• **DIRECTION**
Find every line with "source" in it, then report how many there are and nothing more.

• **PROVIDED RECORDS**
↓

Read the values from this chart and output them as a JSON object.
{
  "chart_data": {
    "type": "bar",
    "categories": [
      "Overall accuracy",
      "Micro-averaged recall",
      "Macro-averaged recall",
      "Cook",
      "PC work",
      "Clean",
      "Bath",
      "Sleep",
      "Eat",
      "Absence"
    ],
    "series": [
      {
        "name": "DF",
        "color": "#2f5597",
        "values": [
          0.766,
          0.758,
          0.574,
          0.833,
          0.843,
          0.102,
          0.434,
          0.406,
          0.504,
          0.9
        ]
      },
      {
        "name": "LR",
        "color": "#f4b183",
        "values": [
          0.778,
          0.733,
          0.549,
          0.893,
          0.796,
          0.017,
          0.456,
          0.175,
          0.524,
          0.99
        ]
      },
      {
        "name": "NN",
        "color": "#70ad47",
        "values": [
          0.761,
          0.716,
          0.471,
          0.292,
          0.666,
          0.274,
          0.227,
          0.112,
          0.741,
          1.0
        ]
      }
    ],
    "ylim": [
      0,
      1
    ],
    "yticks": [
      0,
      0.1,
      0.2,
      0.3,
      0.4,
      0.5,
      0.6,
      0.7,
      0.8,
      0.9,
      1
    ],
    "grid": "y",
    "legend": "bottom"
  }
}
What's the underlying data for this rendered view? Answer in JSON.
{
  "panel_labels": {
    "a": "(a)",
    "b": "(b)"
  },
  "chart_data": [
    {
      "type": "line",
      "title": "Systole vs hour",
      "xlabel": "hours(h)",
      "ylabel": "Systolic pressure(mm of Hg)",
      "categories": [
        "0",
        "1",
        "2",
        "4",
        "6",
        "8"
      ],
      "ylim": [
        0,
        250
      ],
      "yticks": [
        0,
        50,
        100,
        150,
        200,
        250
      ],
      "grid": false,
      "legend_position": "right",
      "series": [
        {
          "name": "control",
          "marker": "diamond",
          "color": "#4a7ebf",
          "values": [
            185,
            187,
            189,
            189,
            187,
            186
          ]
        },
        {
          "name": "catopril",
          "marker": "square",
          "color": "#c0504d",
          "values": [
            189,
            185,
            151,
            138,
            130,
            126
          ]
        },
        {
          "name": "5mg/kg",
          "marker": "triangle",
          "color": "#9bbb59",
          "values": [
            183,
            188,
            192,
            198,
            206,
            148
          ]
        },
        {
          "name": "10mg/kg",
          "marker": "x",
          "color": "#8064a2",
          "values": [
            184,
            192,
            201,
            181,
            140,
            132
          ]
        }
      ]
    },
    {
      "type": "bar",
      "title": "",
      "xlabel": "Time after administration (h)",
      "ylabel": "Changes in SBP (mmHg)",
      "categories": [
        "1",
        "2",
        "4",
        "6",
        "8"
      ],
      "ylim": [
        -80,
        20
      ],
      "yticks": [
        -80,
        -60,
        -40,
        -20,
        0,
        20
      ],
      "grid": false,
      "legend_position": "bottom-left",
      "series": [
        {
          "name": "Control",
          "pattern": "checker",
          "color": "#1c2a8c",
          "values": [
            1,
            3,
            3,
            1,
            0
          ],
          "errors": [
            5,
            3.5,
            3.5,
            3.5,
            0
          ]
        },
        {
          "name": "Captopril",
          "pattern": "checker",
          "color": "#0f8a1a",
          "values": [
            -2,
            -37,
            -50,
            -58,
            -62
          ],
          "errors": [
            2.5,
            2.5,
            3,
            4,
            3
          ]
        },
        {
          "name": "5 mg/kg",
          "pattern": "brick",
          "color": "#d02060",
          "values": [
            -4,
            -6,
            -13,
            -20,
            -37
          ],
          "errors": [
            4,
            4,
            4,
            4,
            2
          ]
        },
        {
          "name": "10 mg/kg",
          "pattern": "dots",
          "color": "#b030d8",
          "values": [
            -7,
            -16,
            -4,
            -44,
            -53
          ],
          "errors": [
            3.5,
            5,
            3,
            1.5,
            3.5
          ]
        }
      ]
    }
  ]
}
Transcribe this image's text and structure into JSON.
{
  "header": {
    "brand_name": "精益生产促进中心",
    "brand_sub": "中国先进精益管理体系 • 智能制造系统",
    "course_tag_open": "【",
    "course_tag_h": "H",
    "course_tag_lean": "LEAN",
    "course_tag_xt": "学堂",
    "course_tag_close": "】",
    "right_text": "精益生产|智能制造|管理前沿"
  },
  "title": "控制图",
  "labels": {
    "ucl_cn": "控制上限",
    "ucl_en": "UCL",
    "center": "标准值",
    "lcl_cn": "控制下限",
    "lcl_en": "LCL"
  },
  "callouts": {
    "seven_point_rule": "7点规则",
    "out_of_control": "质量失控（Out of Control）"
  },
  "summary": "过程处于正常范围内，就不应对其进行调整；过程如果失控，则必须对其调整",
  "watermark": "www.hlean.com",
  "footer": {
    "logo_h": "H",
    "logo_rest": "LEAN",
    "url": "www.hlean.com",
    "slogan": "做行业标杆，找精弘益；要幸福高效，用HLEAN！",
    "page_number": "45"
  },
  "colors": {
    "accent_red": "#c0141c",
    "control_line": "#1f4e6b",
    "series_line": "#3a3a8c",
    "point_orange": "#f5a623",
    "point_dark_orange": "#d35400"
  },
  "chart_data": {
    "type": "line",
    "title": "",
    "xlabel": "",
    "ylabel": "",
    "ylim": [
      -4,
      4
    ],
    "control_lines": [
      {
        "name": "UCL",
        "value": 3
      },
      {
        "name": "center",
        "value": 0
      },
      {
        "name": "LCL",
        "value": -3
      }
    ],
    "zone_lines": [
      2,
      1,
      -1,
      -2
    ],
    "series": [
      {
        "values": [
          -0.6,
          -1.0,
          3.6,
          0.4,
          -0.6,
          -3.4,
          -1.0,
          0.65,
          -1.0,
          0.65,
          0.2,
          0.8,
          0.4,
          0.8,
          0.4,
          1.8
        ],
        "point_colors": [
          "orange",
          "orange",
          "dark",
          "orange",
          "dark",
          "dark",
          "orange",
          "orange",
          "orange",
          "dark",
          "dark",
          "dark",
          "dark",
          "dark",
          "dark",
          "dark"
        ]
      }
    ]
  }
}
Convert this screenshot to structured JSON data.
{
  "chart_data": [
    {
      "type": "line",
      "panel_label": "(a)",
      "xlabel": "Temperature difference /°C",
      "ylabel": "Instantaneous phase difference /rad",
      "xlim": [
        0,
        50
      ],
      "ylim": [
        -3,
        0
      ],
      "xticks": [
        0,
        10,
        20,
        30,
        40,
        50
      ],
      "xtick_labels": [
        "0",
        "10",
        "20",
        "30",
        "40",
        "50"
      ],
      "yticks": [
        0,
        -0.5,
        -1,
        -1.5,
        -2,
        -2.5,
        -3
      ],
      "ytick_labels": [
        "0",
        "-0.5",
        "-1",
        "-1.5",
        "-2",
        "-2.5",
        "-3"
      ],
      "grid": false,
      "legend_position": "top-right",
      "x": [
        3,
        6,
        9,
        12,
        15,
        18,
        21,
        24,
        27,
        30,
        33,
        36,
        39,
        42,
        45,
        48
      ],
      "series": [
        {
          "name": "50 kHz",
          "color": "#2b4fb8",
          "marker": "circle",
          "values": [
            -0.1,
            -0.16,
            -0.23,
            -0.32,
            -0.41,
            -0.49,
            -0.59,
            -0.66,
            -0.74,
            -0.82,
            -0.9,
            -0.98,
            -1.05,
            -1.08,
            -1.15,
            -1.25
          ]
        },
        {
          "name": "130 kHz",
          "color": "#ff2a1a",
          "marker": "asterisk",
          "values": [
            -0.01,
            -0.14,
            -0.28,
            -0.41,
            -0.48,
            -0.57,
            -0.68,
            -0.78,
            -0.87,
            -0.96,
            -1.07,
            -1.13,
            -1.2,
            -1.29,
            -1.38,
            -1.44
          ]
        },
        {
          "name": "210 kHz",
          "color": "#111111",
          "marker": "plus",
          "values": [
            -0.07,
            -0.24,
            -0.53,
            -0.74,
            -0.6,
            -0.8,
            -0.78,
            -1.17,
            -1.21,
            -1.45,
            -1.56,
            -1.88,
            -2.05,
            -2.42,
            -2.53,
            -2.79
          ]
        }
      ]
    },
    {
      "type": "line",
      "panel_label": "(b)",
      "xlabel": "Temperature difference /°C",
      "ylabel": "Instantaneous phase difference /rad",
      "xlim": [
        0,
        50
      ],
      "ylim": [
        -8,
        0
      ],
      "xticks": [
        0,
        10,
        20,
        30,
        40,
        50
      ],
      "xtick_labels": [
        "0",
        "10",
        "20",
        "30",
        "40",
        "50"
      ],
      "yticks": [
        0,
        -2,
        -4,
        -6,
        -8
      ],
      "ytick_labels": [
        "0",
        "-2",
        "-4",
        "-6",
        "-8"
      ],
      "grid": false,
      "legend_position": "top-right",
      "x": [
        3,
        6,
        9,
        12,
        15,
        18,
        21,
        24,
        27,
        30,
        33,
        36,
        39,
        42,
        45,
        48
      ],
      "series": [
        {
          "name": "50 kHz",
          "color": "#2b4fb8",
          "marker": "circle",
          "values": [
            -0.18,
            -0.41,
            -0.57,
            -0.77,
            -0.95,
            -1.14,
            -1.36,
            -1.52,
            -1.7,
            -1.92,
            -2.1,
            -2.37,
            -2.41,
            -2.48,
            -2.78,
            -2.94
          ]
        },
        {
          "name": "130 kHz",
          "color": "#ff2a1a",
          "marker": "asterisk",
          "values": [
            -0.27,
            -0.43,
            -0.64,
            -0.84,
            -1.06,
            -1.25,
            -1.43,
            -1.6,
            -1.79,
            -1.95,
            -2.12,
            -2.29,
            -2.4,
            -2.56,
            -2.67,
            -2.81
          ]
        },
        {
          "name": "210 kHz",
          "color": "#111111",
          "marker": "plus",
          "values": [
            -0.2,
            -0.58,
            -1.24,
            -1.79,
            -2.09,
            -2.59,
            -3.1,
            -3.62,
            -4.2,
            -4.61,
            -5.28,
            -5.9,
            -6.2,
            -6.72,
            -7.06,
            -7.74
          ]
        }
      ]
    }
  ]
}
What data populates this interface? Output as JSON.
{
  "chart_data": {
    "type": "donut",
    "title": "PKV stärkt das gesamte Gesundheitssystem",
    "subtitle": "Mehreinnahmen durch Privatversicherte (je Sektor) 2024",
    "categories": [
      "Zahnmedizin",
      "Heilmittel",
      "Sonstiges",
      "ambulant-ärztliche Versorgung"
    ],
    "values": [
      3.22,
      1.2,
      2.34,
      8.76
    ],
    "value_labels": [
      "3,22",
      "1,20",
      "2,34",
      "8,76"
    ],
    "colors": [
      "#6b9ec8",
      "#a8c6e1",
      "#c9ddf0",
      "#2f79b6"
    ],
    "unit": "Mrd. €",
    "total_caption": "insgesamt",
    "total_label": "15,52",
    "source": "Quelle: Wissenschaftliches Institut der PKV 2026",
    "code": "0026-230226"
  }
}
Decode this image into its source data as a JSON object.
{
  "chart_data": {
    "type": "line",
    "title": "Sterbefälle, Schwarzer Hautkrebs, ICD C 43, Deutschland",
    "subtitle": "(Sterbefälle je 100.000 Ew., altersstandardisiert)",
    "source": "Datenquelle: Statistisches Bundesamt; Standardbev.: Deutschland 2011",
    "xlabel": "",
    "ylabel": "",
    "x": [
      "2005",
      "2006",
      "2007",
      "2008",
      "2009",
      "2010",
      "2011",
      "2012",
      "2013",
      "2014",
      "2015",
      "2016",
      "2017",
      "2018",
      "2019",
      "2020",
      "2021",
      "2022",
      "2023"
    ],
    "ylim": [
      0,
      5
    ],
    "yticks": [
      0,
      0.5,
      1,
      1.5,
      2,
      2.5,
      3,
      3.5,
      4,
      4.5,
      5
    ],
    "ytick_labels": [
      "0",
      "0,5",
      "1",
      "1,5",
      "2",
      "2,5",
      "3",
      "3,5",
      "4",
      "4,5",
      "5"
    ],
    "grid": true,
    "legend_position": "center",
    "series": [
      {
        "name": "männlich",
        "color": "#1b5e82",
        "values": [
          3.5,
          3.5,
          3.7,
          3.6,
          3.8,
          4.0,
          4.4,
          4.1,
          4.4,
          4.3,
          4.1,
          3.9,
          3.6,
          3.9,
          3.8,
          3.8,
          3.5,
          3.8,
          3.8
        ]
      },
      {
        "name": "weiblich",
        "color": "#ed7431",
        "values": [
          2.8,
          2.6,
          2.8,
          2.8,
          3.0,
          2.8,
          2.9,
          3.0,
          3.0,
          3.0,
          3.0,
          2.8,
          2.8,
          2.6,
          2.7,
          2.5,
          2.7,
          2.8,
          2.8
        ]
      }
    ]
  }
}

↑

• **THE SOLUTION**
3